▸ **Data entries**:
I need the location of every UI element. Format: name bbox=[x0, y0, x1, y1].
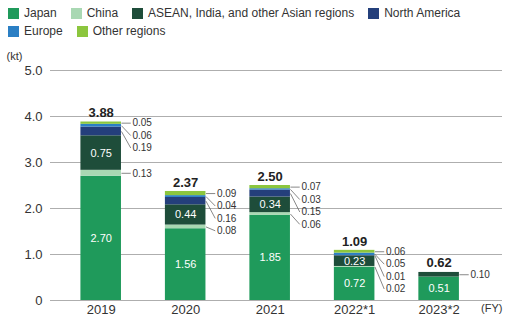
svg-text:0: 0 bbox=[35, 293, 42, 308]
html-text:Europe: Europe bbox=[24, 24, 63, 38]
svg-text:0.23: 0.23 bbox=[344, 255, 365, 267]
svg-text:0.19: 0.19 bbox=[132, 142, 152, 153]
html-text:China: China bbox=[86, 6, 119, 20]
svg-text:4.0: 4.0 bbox=[24, 109, 42, 124]
svg-text:0.13: 0.13 bbox=[132, 168, 152, 179]
svg-text:2021: 2021 bbox=[256, 302, 285, 317]
svg-text:0.51: 0.51 bbox=[428, 282, 449, 294]
svg-text:1.0: 1.0 bbox=[24, 247, 42, 262]
svg-text:2020: 2020 bbox=[171, 302, 200, 317]
svg-text:0.07: 0.07 bbox=[301, 181, 321, 192]
svg-text:0.02: 0.02 bbox=[386, 283, 406, 294]
svg-text:3.0: 3.0 bbox=[24, 155, 42, 170]
svg-text:0.34: 0.34 bbox=[259, 198, 280, 210]
svg-text:(FY): (FY) bbox=[481, 302, 502, 314]
svg-text:2022*1: 2022*1 bbox=[334, 302, 375, 317]
html-text:ASEAN, India, and other Asian: ASEAN, India, and other Asian regions bbox=[148, 6, 355, 20]
svg-text:0.03: 0.03 bbox=[301, 194, 321, 205]
svg-text:0.08: 0.08 bbox=[217, 225, 237, 236]
svg-text:0.05: 0.05 bbox=[386, 258, 406, 269]
svg-text:2023*2: 2023*2 bbox=[419, 302, 460, 317]
svg-text:0.75: 0.75 bbox=[90, 147, 111, 159]
svg-text:0.05: 0.05 bbox=[132, 117, 152, 128]
svg-text:2.0: 2.0 bbox=[24, 201, 42, 216]
html-text:North America: North America bbox=[384, 6, 461, 20]
svg-text:5.0: 5.0 bbox=[24, 63, 42, 78]
svg-text:0.44: 0.44 bbox=[175, 208, 196, 220]
svg-text:0.16: 0.16 bbox=[217, 213, 237, 224]
svg-text:1.56: 1.56 bbox=[175, 258, 196, 270]
svg-text:2.50: 2.50 bbox=[258, 169, 283, 184]
html-text:Japan: Japan bbox=[24, 6, 57, 20]
svg-text:0.06: 0.06 bbox=[301, 219, 321, 230]
svg-text:2.70: 2.70 bbox=[90, 232, 111, 244]
svg-text:0.01: 0.01 bbox=[386, 271, 406, 282]
svg-text:0.62: 0.62 bbox=[426, 255, 451, 270]
svg-text:0.09: 0.09 bbox=[217, 188, 237, 199]
svg-text:0.04: 0.04 bbox=[217, 200, 237, 211]
svg-text:2.37: 2.37 bbox=[173, 175, 198, 190]
svg-text:3.88: 3.88 bbox=[89, 105, 114, 120]
svg-text:1.09: 1.09 bbox=[342, 234, 367, 249]
svg-text:0.10: 0.10 bbox=[470, 269, 490, 280]
svg-text:0.72: 0.72 bbox=[344, 277, 365, 289]
svg-text:0.06: 0.06 bbox=[132, 130, 152, 141]
svg-text:(kt): (kt) bbox=[7, 50, 23, 62]
svg-text:1.85: 1.85 bbox=[259, 251, 280, 263]
svg-text:0.15: 0.15 bbox=[301, 206, 321, 217]
svg-text:2019: 2019 bbox=[87, 302, 116, 317]
html-text:Other regions: Other regions bbox=[92, 24, 166, 38]
svg-text:0.06: 0.06 bbox=[386, 246, 406, 257]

▸ **Your instructions**: Reproduce every line of the entries above word for word, omitting the pictures.

▸ **Written response**:
I need the location of every UI element. Format: name bbox=[x0, y0, x1, y1].
svg-text:0: 0 bbox=[35, 293, 42, 308]
html-text:Europe: Europe bbox=[24, 24, 63, 38]
svg-text:0.23: 0.23 bbox=[344, 255, 365, 267]
svg-text:0.19: 0.19 bbox=[132, 142, 152, 153]
html-text:China: China bbox=[86, 6, 119, 20]
svg-text:4.0: 4.0 bbox=[24, 109, 42, 124]
svg-text:0.13: 0.13 bbox=[132, 168, 152, 179]
svg-text:2021: 2021 bbox=[256, 302, 285, 317]
svg-text:0.51: 0.51 bbox=[428, 282, 449, 294]
svg-text:1.0: 1.0 bbox=[24, 247, 42, 262]
svg-text:2020: 2020 bbox=[171, 302, 200, 317]
svg-text:0.07: 0.07 bbox=[301, 181, 321, 192]
svg-text:0.02: 0.02 bbox=[386, 283, 406, 294]
svg-text:3.0: 3.0 bbox=[24, 155, 42, 170]
svg-text:0.34: 0.34 bbox=[259, 198, 280, 210]
svg-text:(FY): (FY) bbox=[481, 302, 502, 314]
svg-text:2022*1: 2022*1 bbox=[334, 302, 375, 317]
html-text:ASEAN, India, and other Asian: ASEAN, India, and other Asian regions bbox=[148, 6, 355, 20]
svg-text:0.03: 0.03 bbox=[301, 194, 321, 205]
svg-text:0.08: 0.08 bbox=[217, 225, 237, 236]
svg-text:0.05: 0.05 bbox=[386, 258, 406, 269]
svg-text:2023*2: 2023*2 bbox=[419, 302, 460, 317]
svg-text:0.75: 0.75 bbox=[90, 147, 111, 159]
svg-text:0.05: 0.05 bbox=[132, 117, 152, 128]
svg-text:2.0: 2.0 bbox=[24, 201, 42, 216]
html-text:North America: North America bbox=[384, 6, 461, 20]
svg-text:5.0: 5.0 bbox=[24, 63, 42, 78]
svg-text:0.44: 0.44 bbox=[175, 208, 196, 220]
svg-text:0.16: 0.16 bbox=[217, 213, 237, 224]
svg-text:1.56: 1.56 bbox=[175, 258, 196, 270]
svg-text:2.50: 2.50 bbox=[258, 169, 283, 184]
html-text:Japan: Japan bbox=[24, 6, 57, 20]
svg-text:0.06: 0.06 bbox=[301, 219, 321, 230]
svg-text:2.70: 2.70 bbox=[90, 232, 111, 244]
svg-text:0.01: 0.01 bbox=[386, 271, 406, 282]
svg-text:0.62: 0.62 bbox=[426, 255, 451, 270]
svg-text:0.09: 0.09 bbox=[217, 188, 237, 199]
svg-text:0.04: 0.04 bbox=[217, 200, 237, 211]
svg-text:2.37: 2.37 bbox=[173, 175, 198, 190]
svg-text:3.88: 3.88 bbox=[89, 105, 114, 120]
svg-text:1.09: 1.09 bbox=[342, 234, 367, 249]
svg-text:0.10: 0.10 bbox=[470, 269, 490, 280]
svg-text:0.72: 0.72 bbox=[344, 277, 365, 289]
svg-text:0.06: 0.06 bbox=[132, 130, 152, 141]
svg-text:(kt): (kt) bbox=[7, 50, 23, 62]
svg-text:1.85: 1.85 bbox=[259, 251, 280, 263]
svg-text:0.15: 0.15 bbox=[301, 206, 321, 217]
svg-text:2019: 2019 bbox=[87, 302, 116, 317]
html-text:Other regions: Other regions bbox=[92, 24, 166, 38]
svg-text:0.06: 0.06 bbox=[386, 246, 406, 257]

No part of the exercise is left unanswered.